## Problem details
All of the material below is to be repeated exactly.

## Dataset records
**********

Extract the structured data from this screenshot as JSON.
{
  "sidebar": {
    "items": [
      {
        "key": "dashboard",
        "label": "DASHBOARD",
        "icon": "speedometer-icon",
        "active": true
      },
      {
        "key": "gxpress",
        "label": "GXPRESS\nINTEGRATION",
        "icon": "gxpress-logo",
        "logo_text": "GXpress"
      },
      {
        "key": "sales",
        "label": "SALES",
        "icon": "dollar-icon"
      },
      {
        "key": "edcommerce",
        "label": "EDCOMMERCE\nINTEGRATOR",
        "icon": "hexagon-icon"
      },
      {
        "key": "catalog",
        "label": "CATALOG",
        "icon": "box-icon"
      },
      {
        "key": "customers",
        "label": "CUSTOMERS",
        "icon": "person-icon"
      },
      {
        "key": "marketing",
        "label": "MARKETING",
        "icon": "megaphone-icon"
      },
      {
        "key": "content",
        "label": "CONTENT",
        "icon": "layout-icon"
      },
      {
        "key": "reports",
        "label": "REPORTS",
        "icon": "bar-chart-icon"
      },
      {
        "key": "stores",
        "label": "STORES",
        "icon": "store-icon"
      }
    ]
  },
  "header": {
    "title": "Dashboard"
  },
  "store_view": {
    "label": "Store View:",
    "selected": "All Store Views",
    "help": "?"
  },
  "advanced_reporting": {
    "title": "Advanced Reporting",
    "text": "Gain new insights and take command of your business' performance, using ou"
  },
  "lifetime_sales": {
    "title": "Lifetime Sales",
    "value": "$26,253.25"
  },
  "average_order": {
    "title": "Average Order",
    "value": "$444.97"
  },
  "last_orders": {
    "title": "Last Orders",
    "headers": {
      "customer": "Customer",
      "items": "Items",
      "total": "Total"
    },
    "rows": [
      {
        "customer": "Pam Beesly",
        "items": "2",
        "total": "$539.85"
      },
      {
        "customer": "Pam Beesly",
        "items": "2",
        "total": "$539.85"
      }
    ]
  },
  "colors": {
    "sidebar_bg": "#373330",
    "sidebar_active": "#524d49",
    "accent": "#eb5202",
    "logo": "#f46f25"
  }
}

**********

## Task result
Extract the structured data from this screenshot as JSON.
{
  "sidebar": {
    "items": [
      {
        "key": "dashboard",
        "label": "DASHBOARD",
        "icon": "speedometer-icon",
        "active": true
      },
      {
        "key": "gxpress",
        "label": "GXPRESS\nINTEGRATION",
        "icon": "gxpress-logo",
        "logo_text": "GXpress"
      },
      {
        "key": "sales",
        "label": "SALES",
        "icon": "dollar-icon"
      },
      {
        "key": "edcommerce",
        "label": "EDCOMMERCE\nINTEGRATOR",
        "icon": "hexagon-icon"
      },
      {
        "key": "catalog",
        "label": "CATALOG",
        "icon": "box-icon"
      },
      {
        "key": "customers",
        "label": "CUSTOMERS",
        "icon": "person-icon"
      },
      {
        "key": "marketing",
        "label": "MARKETING",
        "icon": "megaphone-icon"
      },
      {
        "key": "content",
        "label": "CONTENT",
        "icon": "layout-icon"
      },
      {
        "key": "reports",
        "label": "REPORTS",
        "icon": "bar-chart-icon"
      },
      {
        "key": "stores",
        "label": "STORES",
        "icon": "store-icon"
      }
    ]
  },
  "header": {
    "title": "Dashboard"
  },
  "store_view": {
    "label": "Store View:",
    "selected": "All Store Views",
    "help": "?"
  },
  "advanced_reporting": {
    "title": "Advanced Reporting",
    "text": "Gain new insights and take command of your business' performance, using ou"
  },
  "lifetime_sales": {
    "title": "Lifetime Sales",
    "value": "$26,253.25"
  },
  "average_order": {
    "title": "Average Order",
    "value": "$444.97"
  },
  "last_orders": {
    "title": "Last Orders",
    "headers": {
      "customer": "Customer",
      "items": "Items",
      "total": "Total"
    },
    "rows": [
      {
        "customer": "Pam Beesly",
        "items": "2",
        "total": "$539.85"
      },
      {
        "customer": "Pam Beesly",
        "items": "2",
        "total": "$539.85"
      }
    ]
  },
  "colors": {
    "sidebar_bg": "#373330",
    "sidebar_active": "#524d49",
    "accent": "#eb5202",
    "logo": "#f46f25"
  }
}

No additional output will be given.